■ GIVEN PROBLEM
In your copy, leave out the pictures; write out all the data exactly.
====== RECORDS FOR THIS EXERCISE ======
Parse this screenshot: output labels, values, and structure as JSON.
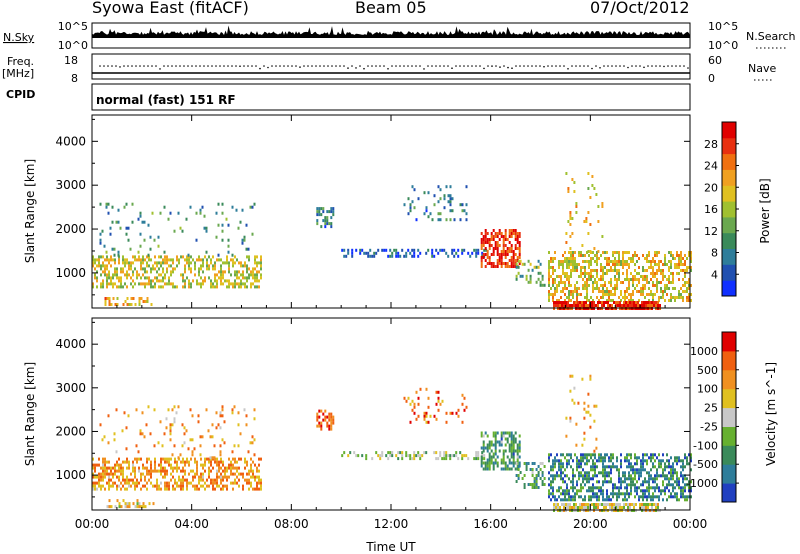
{
  "header": {
    "station": "Syowa East (fitACF)",
    "beam": "Beam 05",
    "date": "07/Oct/2012"
  },
  "top_panels": {
    "nsky_label": "N.Sky",
    "nsky_ticks": [
      "10^5",
      "10^0"
    ],
    "nsearch_label": "N.Search",
    "nsearch_ticks": [
      "10^5",
      "10^0"
    ],
    "freq_label": "Freq.",
    "freq_unit": "[MHz]",
    "freq_ticks": [
      "18",
      "8"
    ],
    "nave_label": "Nave",
    "nave_ticks": [
      "60",
      "0"
    ],
    "cpid_label": "CPID",
    "cpid_text": "normal (fast) 151 RF"
  },
  "chart_data": [
    {
      "type": "heatmap",
      "name": "power",
      "ylabel": "Slant Range [km]",
      "xlabel": "Time UT",
      "xlim": [
        0,
        24
      ],
      "ylim": [
        200,
        4600
      ],
      "x_ticks": [
        "00:00",
        "04:00",
        "08:00",
        "12:00",
        "16:00",
        "20:00",
        "00:00"
      ],
      "y_ticks": [
        "1000",
        "2000",
        "3000",
        "4000"
      ],
      "colorbar": {
        "label": "Power [dB]",
        "ticks": [
          "4",
          "8",
          "12",
          "16",
          "20",
          "24",
          "28"
        ],
        "colors": [
          "#1030ff",
          "#2050b0",
          "#2e7d9a",
          "#3a8a5a",
          "#6aa84f",
          "#a0c030",
          "#e0c020",
          "#f0a020",
          "#f07010",
          "#e83010",
          "#e00000"
        ]
      },
      "regions": [
        {
          "t": [
            0.0,
            6.8
          ],
          "r": [
            700,
            1400
          ],
          "level": 0.55,
          "density": 0.45
        },
        {
          "t": [
            0.3,
            6.5
          ],
          "r": [
            1400,
            2600
          ],
          "level": 0.3,
          "density": 0.08
        },
        {
          "t": [
            0.5,
            2.5
          ],
          "r": [
            250,
            450
          ],
          "level": 0.65,
          "density": 0.35
        },
        {
          "t": [
            9.0,
            9.7
          ],
          "r": [
            2050,
            2500
          ],
          "level": 0.25,
          "density": 0.55
        },
        {
          "t": [
            10.0,
            15.8
          ],
          "r": [
            1400,
            1550
          ],
          "level": 0.15,
          "density": 0.4
        },
        {
          "t": [
            12.5,
            15.0
          ],
          "r": [
            2200,
            3000
          ],
          "level": 0.25,
          "density": 0.12
        },
        {
          "t": [
            15.6,
            17.2
          ],
          "r": [
            1150,
            2000
          ],
          "level": 0.9,
          "density": 0.65
        },
        {
          "t": [
            17.0,
            18.2
          ],
          "r": [
            700,
            1300
          ],
          "level": 0.4,
          "density": 0.3
        },
        {
          "t": [
            18.3,
            24.0
          ],
          "r": [
            400,
            1500
          ],
          "level": 0.6,
          "density": 0.5
        },
        {
          "t": [
            18.5,
            22.8
          ],
          "r": [
            200,
            360
          ],
          "level": 0.92,
          "density": 0.9
        },
        {
          "t": [
            19.0,
            20.5
          ],
          "r": [
            1500,
            3300
          ],
          "level": 0.6,
          "density": 0.06
        }
      ]
    },
    {
      "type": "heatmap",
      "name": "velocity",
      "ylabel": "Slant Range [km]",
      "xlabel": "Time UT",
      "xlim": [
        0,
        24
      ],
      "ylim": [
        200,
        4600
      ],
      "x_ticks": [
        "00:00",
        "04:00",
        "08:00",
        "12:00",
        "16:00",
        "20:00",
        "00:00"
      ],
      "y_ticks": [
        "1000",
        "2000",
        "3000",
        "4000"
      ],
      "colorbar": {
        "label": "Velocity [m s^-1]",
        "ticks": [
          "1000",
          "500",
          "100",
          "25",
          "-25",
          "-100",
          "-500",
          "-1000"
        ],
        "colors": [
          "#2040c0",
          "#2e7d9a",
          "#3a8a5a",
          "#66b030",
          "#c8c8c8",
          "#e0c020",
          "#f09020",
          "#f06010",
          "#e00000"
        ]
      },
      "regions": [
        {
          "t": [
            0.0,
            6.8
          ],
          "r": [
            700,
            1400
          ],
          "level": 0.72,
          "density": 0.5
        },
        {
          "t": [
            0.3,
            6.5
          ],
          "r": [
            1400,
            2600
          ],
          "level": 0.7,
          "density": 0.08
        },
        {
          "t": [
            0.5,
            2.5
          ],
          "r": [
            250,
            450
          ],
          "level": 0.6,
          "density": 0.35
        },
        {
          "t": [
            9.0,
            9.7
          ],
          "r": [
            2050,
            2500
          ],
          "level": 0.85,
          "density": 0.55
        },
        {
          "t": [
            10.0,
            15.8
          ],
          "r": [
            1400,
            1550
          ],
          "level": 0.45,
          "density": 0.4
        },
        {
          "t": [
            12.5,
            15.0
          ],
          "r": [
            2200,
            3000
          ],
          "level": 0.78,
          "density": 0.12
        },
        {
          "t": [
            15.6,
            17.2
          ],
          "r": [
            1150,
            2000
          ],
          "level": 0.28,
          "density": 0.6
        },
        {
          "t": [
            17.0,
            18.2
          ],
          "r": [
            700,
            1300
          ],
          "level": 0.3,
          "density": 0.35
        },
        {
          "t": [
            18.3,
            24.0
          ],
          "r": [
            400,
            1500
          ],
          "level": 0.22,
          "density": 0.55
        },
        {
          "t": [
            18.5,
            22.8
          ],
          "r": [
            200,
            360
          ],
          "level": 0.55,
          "density": 0.8
        },
        {
          "t": [
            19.0,
            20.5
          ],
          "r": [
            1500,
            3300
          ],
          "level": 0.7,
          "density": 0.06
        }
      ]
    }
  ]
}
======
■ SOLUTION FOR THIS EXERCISE
Parse this screenshot: output labels, values, and structure as JSON.
{
  "header": {
    "station": "Syowa East (fitACF)",
    "beam": "Beam 05",
    "date": "07/Oct/2012"
  },
  "top_panels": {
    "nsky_label": "N.Sky",
    "nsky_ticks": [
      "10^5",
      "10^0"
    ],
    "nsearch_label": "N.Search",
    "nsearch_ticks": [
      "10^5",
      "10^0"
    ],
    "freq_label": "Freq.",
    "freq_unit": "[MHz]",
    "freq_ticks": [
      "18",
      "8"
    ],
    "nave_label": "Nave",
    "nave_ticks": [
      "60",
      "0"
    ],
    "cpid_label": "CPID",
    "cpid_text": "normal (fast) 151 RF"
  },
  "chart_data": [
    {
      "type": "heatmap",
      "name": "power",
      "ylabel": "Slant Range [km]",
      "xlabel": "Time UT",
      "xlim": [
        0,
        24
      ],
      "ylim": [
        200,
        4600
      ],
      "x_ticks": [
        "00:00",
        "04:00",
        "08:00",
        "12:00",
        "16:00",
        "20:00",
        "00:00"
      ],
      "y_ticks": [
        "1000",
        "2000",
        "3000",
        "4000"
      ],
      "colorbar": {
        "label": "Power [dB]",
        "ticks": [
          "4",
          "8",
          "12",
          "16",
          "20",
          "24",
          "28"
        ],
        "colors": [
          "#1030ff",
          "#2050b0",
          "#2e7d9a",
          "#3a8a5a",
          "#6aa84f",
          "#a0c030",
          "#e0c020",
          "#f0a020",
          "#f07010",
          "#e83010",
          "#e00000"
        ]
      },
      "regions": [
        {
          "t": [
            0.0,
            6.8
          ],
          "r": [
            700,
            1400
          ],
          "level": 0.55,
          "density": 0.45
        },
        {
          "t": [
            0.3,
            6.5
          ],
          "r": [
            1400,
            2600
          ],
          "level": 0.3,
          "density": 0.08
        },
        {
          "t": [
            0.5,
            2.5
          ],
          "r": [
            250,
            450
          ],
          "level": 0.65,
          "density": 0.35
        },
        {
          "t": [
            9.0,
            9.7
          ],
          "r": [
            2050,
            2500
          ],
          "level": 0.25,
          "density": 0.55
        },
        {
          "t": [
            10.0,
            15.8
          ],
          "r": [
            1400,
            1550
          ],
          "level": 0.15,
          "density": 0.4
        },
        {
          "t": [
            12.5,
            15.0
          ],
          "r": [
            2200,
            3000
          ],
          "level": 0.25,
          "density": 0.12
        },
        {
          "t": [
            15.6,
            17.2
          ],
          "r": [
            1150,
            2000
          ],
          "level": 0.9,
          "density": 0.65
        },
        {
          "t": [
            17.0,
            18.2
          ],
          "r": [
            700,
            1300
          ],
          "level": 0.4,
          "density": 0.3
        },
        {
          "t": [
            18.3,
            24.0
          ],
          "r": [
            400,
            1500
          ],
          "level": 0.6,
          "density": 0.5
        },
        {
          "t": [
            18.5,
            22.8
          ],
          "r": [
            200,
            360
          ],
          "level": 0.92,
          "density": 0.9
        },
        {
          "t": [
            19.0,
            20.5
          ],
          "r": [
            1500,
            3300
          ],
          "level": 0.6,
          "density": 0.06
        }
      ]
    },
    {
      "type": "heatmap",
      "name": "velocity",
      "ylabel": "Slant Range [km]",
      "xlabel": "Time UT",
      "xlim": [
        0,
        24
      ],
      "ylim": [
        200,
        4600
      ],
      "x_ticks": [
        "00:00",
        "04:00",
        "08:00",
        "12:00",
        "16:00",
        "20:00",
        "00:00"
      ],
      "y_ticks": [
        "1000",
        "2000",
        "3000",
        "4000"
      ],
      "colorbar": {
        "label": "Velocity [m s^-1]",
        "ticks": [
          "1000",
          "500",
          "100",
          "25",
          "-25",
          "-100",
          "-500",
          "-1000"
        ],
        "colors": [
          "#2040c0",
          "#2e7d9a",
          "#3a8a5a",
          "#66b030",
          "#c8c8c8",
          "#e0c020",
          "#f09020",
          "#f06010",
          "#e00000"
        ]
      },
      "regions": [
        {
          "t": [
            0.0,
            6.8
          ],
          "r": [
            700,
            1400
          ],
          "level": 0.72,
          "density": 0.5
        },
        {
          "t": [
            0.3,
            6.5
          ],
          "r": [
            1400,
            2600
          ],
          "level": 0.7,
          "density": 0.08
        },
        {
          "t": [
            0.5,
            2.5
          ],
          "r": [
            250,
            450
          ],
          "level": 0.6,
          "density": 0.35
        },
        {
          "t": [
            9.0,
            9.7
          ],
          "r": [
            2050,
            2500
          ],
          "level": 0.85,
          "density": 0.55
        },
        {
          "t": [
            10.0,
            15.8
          ],
          "r": [
            1400,
            1550
          ],
          "level": 0.45,
          "density": 0.4
        },
        {
          "t": [
            12.5,
            15.0
          ],
          "r": [
            2200,
            3000
          ],
          "level": 0.78,
          "density": 0.12
        },
        {
          "t": [
            15.6,
            17.2
          ],
          "r": [
            1150,
            2000
          ],
          "level": 0.28,
          "density": 0.6
        },
        {
          "t": [
            17.0,
            18.2
          ],
          "r": [
            700,
            1300
          ],
          "level": 0.3,
          "density": 0.35
        },
        {
          "t": [
            18.3,
            24.0
          ],
          "r": [
            400,
            1500
          ],
          "level": 0.22,
          "density": 0.55
        },
        {
          "t": [
            18.5,
            22.8
          ],
          "r": [
            200,
            360
          ],
          "level": 0.55,
          "density": 0.8
        },
        {
          "t": [
            19.0,
            20.5
          ],
          "r": [
            1500,
            3300
          ],
          "level": 0.7,
          "density": 0.06
        }
      ]
    }
  ]
}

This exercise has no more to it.